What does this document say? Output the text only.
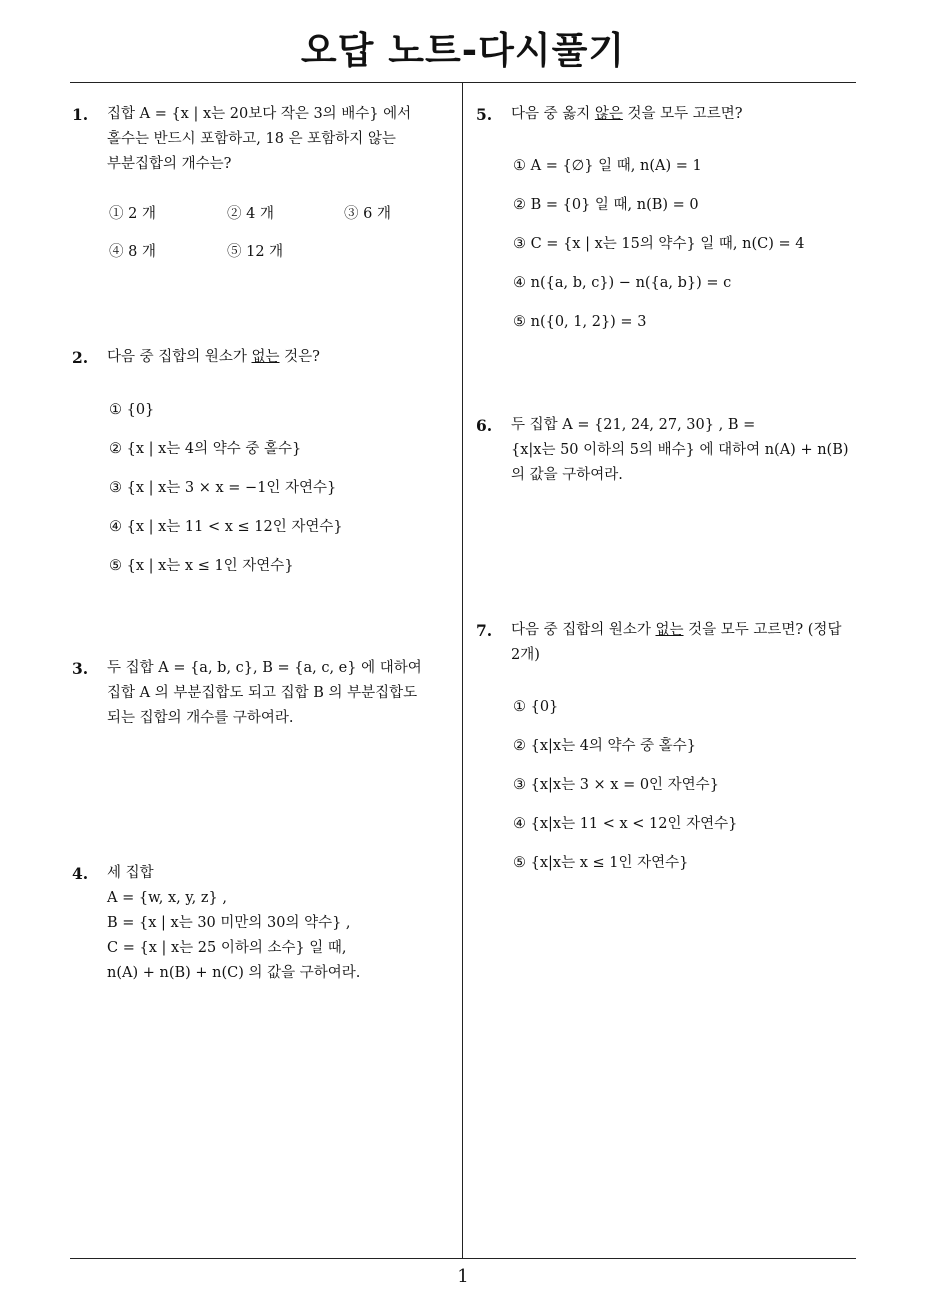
오답 노트-다시풀기
1
1. 집합 A = {x | x는 20보다 작은 3의 배수} 에서

홀수는 반드시 포함하고, 18 은 포함하지 않는

부분집합의 개수는?

① 2 개	② 4 개	③ 6 개
④ 8 개	⑤ 12 개
2. 다음 중 집합의 원소가 없는 것은?

① {0}
② {x | x는 4의 약수 중 홀수}
③ {x | x는 3 × x = −1인 자연수}
④ {x | x는 11 < x ≤ 12인 자연수}
⑤ {x | x는 x ≤ 1인 자연수}
3. 두 집합 A = {a, b, c}, B = {a, c, e} 에 대하여

집합 A 의 부분집합도 되고 집합 B 의 부분집합도

되는 집합의 개수를 구하여라.

4. 세 집합

A = {w, x, y, z} ,

B = {x | x는 30 미만의 30의 약수} ,

C = {x | x는 25 이하의 소수} 일 때,

n(A) + n(B) + n(C) 의 값을 구하여라.

5. 다음 중 옳지 않은 것을 모두 고르면?

① A = {∅} 일 때, n(A) = 1
② B = {0} 일 때, n(B) = 0
③ C = {x | x는 15의 약수} 일 때, n(C) = 4
④ n({a, b, c}) − n({a, b}) = c
⑤ n({0, 1, 2}) = 3
6. 두 집합 A = {21, 24, 27, 30} , B =

{x|x는 50 이하의 5의 배수} 에 대하여 n(A) + n(B)

의 값을 구하여라.

7. 다음 중 집합의 원소가 없는 것을 모두 고르면? (정답

2개)

① {0}
② {x|x는 4의 약수 중 홀수}
③ {x|x는 3 × x = 0인 자연수}
④ {x|x는 11 < x < 12인 자연수}
⑤ {x|x는 x ≤ 1인 자연수}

-=-=-

▸ **Exercise details**
Print each line of the material above exactly, with the pictures removed from your copy.

▸ **Response for this exercise**
What does this document say? Output the text only.
오답 노트-다시풀기
1
1. 집합 A = {x | x는 20보다 작은 3의 배수} 에서

홀수는 반드시 포함하고, 18 은 포함하지 않는

부분집합의 개수는?

① 2 개	② 4 개	③ 6 개
④ 8 개	⑤ 12 개
2. 다음 중 집합의 원소가 없는 것은?

① {0}
② {x | x는 4의 약수 중 홀수}
③ {x | x는 3 × x = −1인 자연수}
④ {x | x는 11 < x ≤ 12인 자연수}
⑤ {x | x는 x ≤ 1인 자연수}
3. 두 집합 A = {a, b, c}, B = {a, c, e} 에 대하여

집합 A 의 부분집합도 되고 집합 B 의 부분집합도

되는 집합의 개수를 구하여라.

4. 세 집합

A = {w, x, y, z} ,

B = {x | x는 30 미만의 30의 약수} ,

C = {x | x는 25 이하의 소수} 일 때,

n(A) + n(B) + n(C) 의 값을 구하여라.

5. 다음 중 옳지 않은 것을 모두 고르면?

① A = {∅} 일 때, n(A) = 1
② B = {0} 일 때, n(B) = 0
③ C = {x | x는 15의 약수} 일 때, n(C) = 4
④ n({a, b, c}) − n({a, b}) = c
⑤ n({0, 1, 2}) = 3
6. 두 집합 A = {21, 24, 27, 30} , B =

{x|x는 50 이하의 5의 배수} 에 대하여 n(A) + n(B)

의 값을 구하여라.

7. 다음 중 집합의 원소가 없는 것을 모두 고르면? (정답

2개)

① {0}
② {x|x는 4의 약수 중 홀수}
③ {x|x는 3 × x = 0인 자연수}
④ {x|x는 11 < x < 12인 자연수}
⑤ {x|x는 x ≤ 1인 자연수}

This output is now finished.